-- Start --

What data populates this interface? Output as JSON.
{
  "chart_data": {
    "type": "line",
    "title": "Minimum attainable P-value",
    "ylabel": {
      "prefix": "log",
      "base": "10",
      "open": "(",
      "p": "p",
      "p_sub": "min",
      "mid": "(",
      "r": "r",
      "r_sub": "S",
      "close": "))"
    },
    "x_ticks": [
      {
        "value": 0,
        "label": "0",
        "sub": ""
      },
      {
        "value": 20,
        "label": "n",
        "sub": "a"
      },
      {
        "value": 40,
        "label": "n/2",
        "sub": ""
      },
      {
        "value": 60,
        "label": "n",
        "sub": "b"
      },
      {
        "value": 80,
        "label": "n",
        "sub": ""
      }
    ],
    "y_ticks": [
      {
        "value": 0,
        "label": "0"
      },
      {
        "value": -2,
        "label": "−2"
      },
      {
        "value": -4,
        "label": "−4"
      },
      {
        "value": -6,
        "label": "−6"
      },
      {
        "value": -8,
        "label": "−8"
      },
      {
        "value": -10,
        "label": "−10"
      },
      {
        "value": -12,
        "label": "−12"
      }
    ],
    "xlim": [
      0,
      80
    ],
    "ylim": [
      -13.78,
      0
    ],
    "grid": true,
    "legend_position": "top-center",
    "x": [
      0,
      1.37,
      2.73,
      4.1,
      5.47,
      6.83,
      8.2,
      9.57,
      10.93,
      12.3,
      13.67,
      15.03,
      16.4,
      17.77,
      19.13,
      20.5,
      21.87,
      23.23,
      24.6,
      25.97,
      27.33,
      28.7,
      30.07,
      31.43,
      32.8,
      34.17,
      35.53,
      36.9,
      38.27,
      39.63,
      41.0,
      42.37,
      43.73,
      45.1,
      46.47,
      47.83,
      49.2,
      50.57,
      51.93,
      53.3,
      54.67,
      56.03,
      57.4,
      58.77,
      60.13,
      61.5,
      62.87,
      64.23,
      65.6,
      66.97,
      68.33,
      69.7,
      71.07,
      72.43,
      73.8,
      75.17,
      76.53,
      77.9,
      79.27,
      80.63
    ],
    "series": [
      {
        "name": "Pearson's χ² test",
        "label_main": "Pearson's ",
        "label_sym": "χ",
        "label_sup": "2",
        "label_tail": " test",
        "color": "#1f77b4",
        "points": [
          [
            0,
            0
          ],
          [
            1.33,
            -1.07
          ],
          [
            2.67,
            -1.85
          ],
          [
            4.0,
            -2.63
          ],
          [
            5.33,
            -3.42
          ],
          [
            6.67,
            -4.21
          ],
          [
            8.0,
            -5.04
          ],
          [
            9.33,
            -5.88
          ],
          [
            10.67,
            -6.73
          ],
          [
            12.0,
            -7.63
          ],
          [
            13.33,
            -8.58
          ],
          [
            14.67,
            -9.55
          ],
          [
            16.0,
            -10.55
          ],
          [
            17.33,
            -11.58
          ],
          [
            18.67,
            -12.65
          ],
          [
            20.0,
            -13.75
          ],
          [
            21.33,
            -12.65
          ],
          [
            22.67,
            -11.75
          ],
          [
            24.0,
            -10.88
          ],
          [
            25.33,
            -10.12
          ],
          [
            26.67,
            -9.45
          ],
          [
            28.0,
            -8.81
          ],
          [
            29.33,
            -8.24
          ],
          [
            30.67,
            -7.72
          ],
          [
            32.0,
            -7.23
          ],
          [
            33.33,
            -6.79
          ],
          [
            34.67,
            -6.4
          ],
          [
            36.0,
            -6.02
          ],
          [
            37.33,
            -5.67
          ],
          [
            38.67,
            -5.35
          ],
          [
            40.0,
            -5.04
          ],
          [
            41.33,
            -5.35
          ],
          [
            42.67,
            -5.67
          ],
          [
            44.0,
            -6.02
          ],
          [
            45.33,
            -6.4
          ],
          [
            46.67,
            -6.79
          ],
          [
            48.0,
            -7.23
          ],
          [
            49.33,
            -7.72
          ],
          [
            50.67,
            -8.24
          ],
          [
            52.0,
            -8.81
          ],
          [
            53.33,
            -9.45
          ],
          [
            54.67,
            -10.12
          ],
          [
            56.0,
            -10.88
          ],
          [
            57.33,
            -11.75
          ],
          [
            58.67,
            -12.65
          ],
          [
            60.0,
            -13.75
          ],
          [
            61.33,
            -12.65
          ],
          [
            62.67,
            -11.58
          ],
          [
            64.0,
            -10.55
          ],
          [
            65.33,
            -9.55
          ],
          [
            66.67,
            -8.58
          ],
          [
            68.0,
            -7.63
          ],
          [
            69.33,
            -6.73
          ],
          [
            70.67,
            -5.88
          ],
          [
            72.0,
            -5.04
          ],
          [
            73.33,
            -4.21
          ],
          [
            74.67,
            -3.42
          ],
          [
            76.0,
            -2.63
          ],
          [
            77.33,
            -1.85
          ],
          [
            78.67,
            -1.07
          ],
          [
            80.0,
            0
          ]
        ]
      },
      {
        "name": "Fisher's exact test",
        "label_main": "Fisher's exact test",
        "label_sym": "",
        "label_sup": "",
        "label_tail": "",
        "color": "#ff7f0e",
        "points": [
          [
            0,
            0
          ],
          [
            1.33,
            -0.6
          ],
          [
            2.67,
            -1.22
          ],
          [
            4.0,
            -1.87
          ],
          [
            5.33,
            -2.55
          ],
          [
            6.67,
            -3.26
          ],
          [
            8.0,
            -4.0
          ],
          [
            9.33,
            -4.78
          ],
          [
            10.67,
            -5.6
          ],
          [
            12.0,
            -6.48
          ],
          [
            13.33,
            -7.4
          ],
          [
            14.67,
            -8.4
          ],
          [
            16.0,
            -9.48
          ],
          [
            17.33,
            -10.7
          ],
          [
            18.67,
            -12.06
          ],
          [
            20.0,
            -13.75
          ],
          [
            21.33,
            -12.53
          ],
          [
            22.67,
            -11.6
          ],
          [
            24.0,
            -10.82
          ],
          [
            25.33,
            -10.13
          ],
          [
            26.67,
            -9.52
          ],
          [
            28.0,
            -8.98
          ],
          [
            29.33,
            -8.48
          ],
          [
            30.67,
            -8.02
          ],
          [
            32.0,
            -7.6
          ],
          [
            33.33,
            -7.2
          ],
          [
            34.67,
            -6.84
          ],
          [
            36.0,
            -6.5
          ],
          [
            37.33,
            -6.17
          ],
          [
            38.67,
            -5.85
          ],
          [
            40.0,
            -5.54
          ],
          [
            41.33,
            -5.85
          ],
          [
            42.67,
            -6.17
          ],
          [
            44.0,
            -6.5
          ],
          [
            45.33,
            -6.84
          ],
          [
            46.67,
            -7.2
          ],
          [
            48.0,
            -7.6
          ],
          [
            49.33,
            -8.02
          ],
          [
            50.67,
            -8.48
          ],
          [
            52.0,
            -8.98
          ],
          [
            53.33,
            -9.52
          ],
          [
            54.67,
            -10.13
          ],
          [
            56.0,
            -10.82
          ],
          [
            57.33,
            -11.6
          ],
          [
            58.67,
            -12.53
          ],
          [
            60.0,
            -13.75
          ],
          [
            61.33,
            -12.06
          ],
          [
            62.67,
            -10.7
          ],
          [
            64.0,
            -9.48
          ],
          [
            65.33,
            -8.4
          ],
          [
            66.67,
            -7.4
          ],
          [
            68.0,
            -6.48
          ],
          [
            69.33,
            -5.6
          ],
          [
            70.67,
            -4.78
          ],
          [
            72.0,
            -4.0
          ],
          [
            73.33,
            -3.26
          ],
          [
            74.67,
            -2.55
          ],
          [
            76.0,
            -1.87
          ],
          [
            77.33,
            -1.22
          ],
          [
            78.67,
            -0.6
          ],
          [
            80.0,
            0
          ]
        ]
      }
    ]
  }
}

-- End --

◆ Stated problem: Print every record exactly as it was given.

◆ Solution for this task:
What data populates this interface? Output as JSON.
{
  "chart_data": {
    "type": "line",
    "title": "Minimum attainable P-value",
    "ylabel": {
      "prefix": "log",
      "base": "10",
      "open": "(",
      "p": "p",
      "p_sub": "min",
      "mid": "(",
      "r": "r",
      "r_sub": "S",
      "close": "))"
    },
    "x_ticks": [
      {
        "value": 0,
        "label": "0",
        "sub": ""
      },
      {
        "value": 20,
        "label": "n",
        "sub": "a"
      },
      {
        "value": 40,
        "label": "n/2",
        "sub": ""
      },
      {
        "value": 60,
        "label": "n",
        "sub": "b"
      },
      {
        "value": 80,
        "label": "n",
        "sub": ""
      }
    ],
    "y_ticks": [
      {
        "value": 0,
        "label": "0"
      },
      {
        "value": -2,
        "label": "−2"
      },
      {
        "value": -4,
        "label": "−4"
      },
      {
        "value": -6,
        "label": "−6"
      },
      {
        "value": -8,
        "label": "−8"
      },
      {
        "value": -10,
        "label": "−10"
      },
      {
        "value": -12,
        "label": "−12"
      }
    ],
    "xlim": [
      0,
      80
    ],
    "ylim": [
      -13.78,
      0
    ],
    "grid": true,
    "legend_position": "top-center",
    "x": [
      0,
      1.37,
      2.73,
      4.1,
      5.47,
      6.83,
      8.2,
      9.57,
      10.93,
      12.3,
      13.67,
      15.03,
      16.4,
      17.77,
      19.13,
      20.5,
      21.87,
      23.23,
      24.6,
      25.97,
      27.33,
      28.7,
      30.07,
      31.43,
      32.8,
      34.17,
      35.53,
      36.9,
      38.27,
      39.63,
      41.0,
      42.37,
      43.73,
      45.1,
      46.47,
      47.83,
      49.2,
      50.57,
      51.93,
      53.3,
      54.67,
      56.03,
      57.4,
      58.77,
      60.13,
      61.5,
      62.87,
      64.23,
      65.6,
      66.97,
      68.33,
      69.7,
      71.07,
      72.43,
      73.8,
      75.17,
      76.53,
      77.9,
      79.27,
      80.63
    ],
    "series": [
      {
        "name": "Pearson's χ² test",
        "label_main": "Pearson's ",
        "label_sym": "χ",
        "label_sup": "2",
        "label_tail": " test",
        "color": "#1f77b4",
        "points": [
          [
            0,
            0
          ],
          [
            1.33,
            -1.07
          ],
          [
            2.67,
            -1.85
          ],
          [
            4.0,
            -2.63
          ],
          [
            5.33,
            -3.42
          ],
          [
            6.67,
            -4.21
          ],
          [
            8.0,
            -5.04
          ],
          [
            9.33,
            -5.88
          ],
          [
            10.67,
            -6.73
          ],
          [
            12.0,
            -7.63
          ],
          [
            13.33,
            -8.58
          ],
          [
            14.67,
            -9.55
          ],
          [
            16.0,
            -10.55
          ],
          [
            17.33,
            -11.58
          ],
          [
            18.67,
            -12.65
          ],
          [
            20.0,
            -13.75
          ],
          [
            21.33,
            -12.65
          ],
          [
            22.67,
            -11.75
          ],
          [
            24.0,
            -10.88
          ],
          [
            25.33,
            -10.12
          ],
          [
            26.67,
            -9.45
          ],
          [
            28.0,
            -8.81
          ],
          [
            29.33,
            -8.24
          ],
          [
            30.67,
            -7.72
          ],
          [
            32.0,
            -7.23
          ],
          [
            33.33,
            -6.79
          ],
          [
            34.67,
            -6.4
          ],
          [
            36.0,
            -6.02
          ],
          [
            37.33,
            -5.67
          ],
          [
            38.67,
            -5.35
          ],
          [
            40.0,
            -5.04
          ],
          [
            41.33,
            -5.35
          ],
          [
            42.67,
            -5.67
          ],
          [
            44.0,
            -6.02
          ],
          [
            45.33,
            -6.4
          ],
          [
            46.67,
            -6.79
          ],
          [
            48.0,
            -7.23
          ],
          [
            49.33,
            -7.72
          ],
          [
            50.67,
            -8.24
          ],
          [
            52.0,
            -8.81
          ],
          [
            53.33,
            -9.45
          ],
          [
            54.67,
            -10.12
          ],
          [
            56.0,
            -10.88
          ],
          [
            57.33,
            -11.75
          ],
          [
            58.67,
            -12.65
          ],
          [
            60.0,
            -13.75
          ],
          [
            61.33,
            -12.65
          ],
          [
            62.67,
            -11.58
          ],
          [
            64.0,
            -10.55
          ],
          [
            65.33,
            -9.55
          ],
          [
            66.67,
            -8.58
          ],
          [
            68.0,
            -7.63
          ],
          [
            69.33,
            -6.73
          ],
          [
            70.67,
            -5.88
          ],
          [
            72.0,
            -5.04
          ],
          [
            73.33,
            -4.21
          ],
          [
            74.67,
            -3.42
          ],
          [
            76.0,
            -2.63
          ],
          [
            77.33,
            -1.85
          ],
          [
            78.67,
            -1.07
          ],
          [
            80.0,
            0
          ]
        ]
      },
      {
        "name": "Fisher's exact test",
        "label_main": "Fisher's exact test",
        "label_sym": "",
        "label_sup": "",
        "label_tail": "",
        "color": "#ff7f0e",
        "points": [
          [
            0,
            0
          ],
          [
            1.33,
            -0.6
          ],
          [
            2.67,
            -1.22
          ],
          [
            4.0,
            -1.87
          ],
          [
            5.33,
            -2.55
          ],
          [
            6.67,
            -3.26
          ],
          [
            8.0,
            -4.0
          ],
          [
            9.33,
            -4.78
          ],
          [
            10.67,
            -5.6
          ],
          [
            12.0,
            -6.48
          ],
          [
            13.33,
            -7.4
          ],
          [
            14.67,
            -8.4
          ],
          [
            16.0,
            -9.48
          ],
          [
            17.33,
            -10.7
          ],
          [
            18.67,
            -12.06
          ],
          [
            20.0,
            -13.75
          ],
          [
            21.33,
            -12.53
          ],
          [
            22.67,
            -11.6
          ],
          [
            24.0,
            -10.82
          ],
          [
            25.33,
            -10.13
          ],
          [
            26.67,
            -9.52
          ],
          [
            28.0,
            -8.98
          ],
          [
            29.33,
            -8.48
          ],
          [
            30.67,
            -8.02
          ],
          [
            32.0,
            -7.6
          ],
          [
            33.33,
            -7.2
          ],
          [
            34.67,
            -6.84
          ],
          [
            36.0,
            -6.5
          ],
          [
            37.33,
            -6.17
          ],
          [
            38.67,
            -5.85
          ],
          [
            40.0,
            -5.54
          ],
          [
            41.33,
            -5.85
          ],
          [
            42.67,
            -6.17
          ],
          [
            44.0,
            -6.5
          ],
          [
            45.33,
            -6.84
          ],
          [
            46.67,
            -7.2
          ],
          [
            48.0,
            -7.6
          ],
          [
            49.33,
            -8.02
          ],
          [
            50.67,
            -8.48
          ],
          [
            52.0,
            -8.98
          ],
          [
            53.33,
            -9.52
          ],
          [
            54.67,
            -10.13
          ],
          [
            56.0,
            -10.82
          ],
          [
            57.33,
            -11.6
          ],
          [
            58.67,
            -12.53
          ],
          [
            60.0,
            -13.75
          ],
          [
            61.33,
            -12.06
          ],
          [
            62.67,
            -10.7
          ],
          [
            64.0,
            -9.48
          ],
          [
            65.33,
            -8.4
          ],
          [
            66.67,
            -7.4
          ],
          [
            68.0,
            -6.48
          ],
          [
            69.33,
            -5.6
          ],
          [
            70.67,
            -4.78
          ],
          [
            72.0,
            -4.0
          ],
          [
            73.33,
            -3.26
          ],
          [
            74.67,
            -2.55
          ],
          [
            76.0,
            -1.87
          ],
          [
            77.33,
            -1.22
          ],
          [
            78.67,
            -0.6
          ],
          [
            80.0,
            0
          ]
        ]
      }
    ]
  }
}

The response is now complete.